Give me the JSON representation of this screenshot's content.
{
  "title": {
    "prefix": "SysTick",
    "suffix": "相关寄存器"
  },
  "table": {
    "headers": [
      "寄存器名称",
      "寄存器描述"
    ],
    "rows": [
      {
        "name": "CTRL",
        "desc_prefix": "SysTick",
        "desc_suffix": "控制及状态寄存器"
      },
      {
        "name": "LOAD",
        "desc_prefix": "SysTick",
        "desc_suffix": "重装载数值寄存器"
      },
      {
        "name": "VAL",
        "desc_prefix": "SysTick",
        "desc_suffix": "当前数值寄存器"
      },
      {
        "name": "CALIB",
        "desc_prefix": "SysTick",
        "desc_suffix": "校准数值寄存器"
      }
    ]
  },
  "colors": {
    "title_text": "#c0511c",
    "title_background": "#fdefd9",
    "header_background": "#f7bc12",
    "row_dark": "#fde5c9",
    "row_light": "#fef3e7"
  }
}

= = = = =

Please reproduce each record precisely as written.

SOLUTION BELOW:
Give me the JSON representation of this screenshot's content.
{
  "title": {
    "prefix": "SysTick",
    "suffix": "相关寄存器"
  },
  "table": {
    "headers": [
      "寄存器名称",
      "寄存器描述"
    ],
    "rows": [
      {
        "name": "CTRL",
        "desc_prefix": "SysTick",
        "desc_suffix": "控制及状态寄存器"
      },
      {
        "name": "LOAD",
        "desc_prefix": "SysTick",
        "desc_suffix": "重装载数值寄存器"
      },
      {
        "name": "VAL",
        "desc_prefix": "SysTick",
        "desc_suffix": "当前数值寄存器"
      },
      {
        "name": "CALIB",
        "desc_prefix": "SysTick",
        "desc_suffix": "校准数值寄存器"
      }
    ]
  },
  "colors": {
    "title_text": "#c0511c",
    "title_background": "#fdefd9",
    "header_background": "#f7bc12",
    "row_dark": "#fde5c9",
    "row_light": "#fef3e7"
  }
}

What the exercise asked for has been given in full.